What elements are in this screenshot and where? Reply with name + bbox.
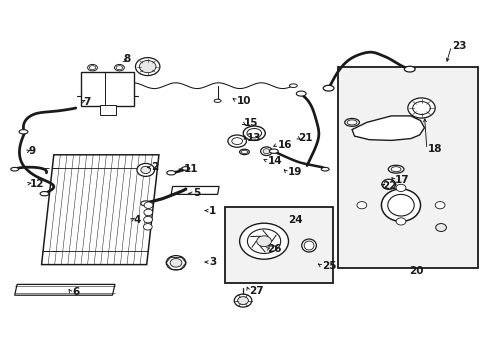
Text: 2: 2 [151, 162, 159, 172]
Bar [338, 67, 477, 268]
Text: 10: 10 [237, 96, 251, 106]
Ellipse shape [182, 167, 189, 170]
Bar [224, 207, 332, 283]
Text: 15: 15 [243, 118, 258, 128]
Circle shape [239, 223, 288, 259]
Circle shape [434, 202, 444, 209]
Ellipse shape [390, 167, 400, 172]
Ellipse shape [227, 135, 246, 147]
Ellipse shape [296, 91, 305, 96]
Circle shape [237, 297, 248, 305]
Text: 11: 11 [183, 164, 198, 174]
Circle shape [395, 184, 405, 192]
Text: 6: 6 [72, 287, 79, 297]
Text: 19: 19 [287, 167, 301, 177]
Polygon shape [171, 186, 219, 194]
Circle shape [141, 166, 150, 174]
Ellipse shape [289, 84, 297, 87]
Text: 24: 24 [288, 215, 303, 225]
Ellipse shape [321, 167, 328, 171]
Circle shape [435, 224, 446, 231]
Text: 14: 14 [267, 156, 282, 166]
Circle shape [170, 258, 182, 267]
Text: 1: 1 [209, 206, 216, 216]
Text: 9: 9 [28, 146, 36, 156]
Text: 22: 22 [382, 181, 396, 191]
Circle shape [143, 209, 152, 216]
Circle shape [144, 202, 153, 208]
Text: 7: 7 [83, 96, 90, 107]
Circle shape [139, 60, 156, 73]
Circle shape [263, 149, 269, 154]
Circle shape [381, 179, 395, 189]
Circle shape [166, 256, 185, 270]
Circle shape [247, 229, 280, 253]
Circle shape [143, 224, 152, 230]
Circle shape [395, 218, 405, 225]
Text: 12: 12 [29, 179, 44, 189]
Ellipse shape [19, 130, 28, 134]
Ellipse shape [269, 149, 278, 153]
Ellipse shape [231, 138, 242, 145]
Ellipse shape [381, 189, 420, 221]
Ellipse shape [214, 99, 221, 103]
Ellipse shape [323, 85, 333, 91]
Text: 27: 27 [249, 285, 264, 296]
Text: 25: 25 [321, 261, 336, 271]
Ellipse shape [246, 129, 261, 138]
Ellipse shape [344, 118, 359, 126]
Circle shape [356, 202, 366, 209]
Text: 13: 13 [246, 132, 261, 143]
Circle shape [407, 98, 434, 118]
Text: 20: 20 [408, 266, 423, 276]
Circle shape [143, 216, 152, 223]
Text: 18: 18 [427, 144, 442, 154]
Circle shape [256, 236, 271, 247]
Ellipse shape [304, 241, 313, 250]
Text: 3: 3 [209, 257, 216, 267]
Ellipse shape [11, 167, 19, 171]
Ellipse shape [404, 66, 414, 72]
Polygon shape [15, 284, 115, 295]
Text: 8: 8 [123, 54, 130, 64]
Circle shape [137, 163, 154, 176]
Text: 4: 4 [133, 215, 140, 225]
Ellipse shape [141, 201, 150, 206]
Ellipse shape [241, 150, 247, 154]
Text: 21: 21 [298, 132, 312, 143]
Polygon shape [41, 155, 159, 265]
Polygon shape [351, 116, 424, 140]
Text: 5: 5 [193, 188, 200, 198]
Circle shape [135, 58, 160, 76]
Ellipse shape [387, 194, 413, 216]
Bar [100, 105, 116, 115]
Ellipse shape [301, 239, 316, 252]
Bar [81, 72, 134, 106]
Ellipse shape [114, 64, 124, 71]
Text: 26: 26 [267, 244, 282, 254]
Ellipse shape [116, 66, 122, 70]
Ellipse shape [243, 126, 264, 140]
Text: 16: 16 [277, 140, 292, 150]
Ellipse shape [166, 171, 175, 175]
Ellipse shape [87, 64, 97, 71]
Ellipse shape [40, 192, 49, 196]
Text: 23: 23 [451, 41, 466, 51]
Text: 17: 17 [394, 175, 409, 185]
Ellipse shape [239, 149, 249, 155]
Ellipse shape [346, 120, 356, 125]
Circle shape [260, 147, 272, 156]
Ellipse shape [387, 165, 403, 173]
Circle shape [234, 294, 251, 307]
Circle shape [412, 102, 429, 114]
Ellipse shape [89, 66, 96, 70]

**EXERCISE DIRECTIONS**: Copy out the material above word for word and line for line, leaving out the picture.

**EXERCISE RESPONSE**:
What elements are in this screenshot and where? Reply with name + bbox.
Text: 2: 2 [151, 162, 159, 172]
Bar [338, 67, 477, 268]
Text: 10: 10 [237, 96, 251, 106]
Ellipse shape [182, 167, 189, 170]
Bar [224, 207, 332, 283]
Text: 15: 15 [243, 118, 258, 128]
Circle shape [239, 223, 288, 259]
Circle shape [434, 202, 444, 209]
Ellipse shape [390, 167, 400, 172]
Ellipse shape [227, 135, 246, 147]
Ellipse shape [296, 91, 305, 96]
Circle shape [237, 297, 248, 305]
Text: 11: 11 [183, 164, 198, 174]
Circle shape [395, 184, 405, 192]
Text: 6: 6 [72, 287, 79, 297]
Text: 19: 19 [287, 167, 301, 177]
Polygon shape [171, 186, 219, 194]
Circle shape [141, 166, 150, 174]
Ellipse shape [289, 84, 297, 87]
Text: 24: 24 [288, 215, 303, 225]
Ellipse shape [321, 167, 328, 171]
Circle shape [435, 224, 446, 231]
Text: 14: 14 [267, 156, 282, 166]
Circle shape [170, 258, 182, 267]
Text: 1: 1 [209, 206, 216, 216]
Text: 9: 9 [28, 146, 36, 156]
Text: 22: 22 [382, 181, 396, 191]
Circle shape [143, 209, 152, 216]
Circle shape [144, 202, 153, 208]
Text: 7: 7 [83, 96, 90, 107]
Circle shape [139, 60, 156, 73]
Circle shape [263, 149, 269, 154]
Circle shape [381, 179, 395, 189]
Circle shape [166, 256, 185, 270]
Circle shape [247, 229, 280, 253]
Circle shape [143, 224, 152, 230]
Circle shape [395, 218, 405, 225]
Text: 12: 12 [29, 179, 44, 189]
Ellipse shape [19, 130, 28, 134]
Ellipse shape [269, 149, 278, 153]
Ellipse shape [231, 138, 242, 145]
Ellipse shape [381, 189, 420, 221]
Ellipse shape [214, 99, 221, 103]
Ellipse shape [323, 85, 333, 91]
Text: 27: 27 [249, 285, 264, 296]
Text: 25: 25 [321, 261, 336, 271]
Ellipse shape [246, 129, 261, 138]
Ellipse shape [344, 118, 359, 126]
Circle shape [356, 202, 366, 209]
Text: 13: 13 [246, 132, 261, 143]
Circle shape [407, 98, 434, 118]
Text: 20: 20 [408, 266, 423, 276]
Circle shape [143, 216, 152, 223]
Text: 18: 18 [427, 144, 442, 154]
Circle shape [256, 236, 271, 247]
Ellipse shape [304, 241, 313, 250]
Text: 3: 3 [209, 257, 216, 267]
Ellipse shape [11, 167, 19, 171]
Ellipse shape [404, 66, 414, 72]
Polygon shape [15, 284, 115, 295]
Text: 8: 8 [123, 54, 130, 64]
Circle shape [137, 163, 154, 176]
Text: 4: 4 [133, 215, 140, 225]
Ellipse shape [141, 201, 150, 206]
Ellipse shape [241, 150, 247, 154]
Text: 21: 21 [298, 132, 312, 143]
Polygon shape [41, 155, 159, 265]
Polygon shape [351, 116, 424, 140]
Text: 5: 5 [193, 188, 200, 198]
Circle shape [135, 58, 160, 76]
Ellipse shape [387, 194, 413, 216]
Bar [100, 105, 116, 115]
Ellipse shape [301, 239, 316, 252]
Bar [81, 72, 134, 106]
Ellipse shape [114, 64, 124, 71]
Text: 26: 26 [267, 244, 282, 254]
Ellipse shape [116, 66, 122, 70]
Ellipse shape [243, 126, 264, 140]
Text: 16: 16 [277, 140, 292, 150]
Ellipse shape [166, 171, 175, 175]
Ellipse shape [87, 64, 97, 71]
Ellipse shape [40, 192, 49, 196]
Text: 23: 23 [451, 41, 466, 51]
Text: 17: 17 [394, 175, 409, 185]
Ellipse shape [239, 149, 249, 155]
Ellipse shape [346, 120, 356, 125]
Circle shape [260, 147, 272, 156]
Ellipse shape [387, 165, 403, 173]
Circle shape [234, 294, 251, 307]
Circle shape [412, 102, 429, 114]
Ellipse shape [89, 66, 96, 70]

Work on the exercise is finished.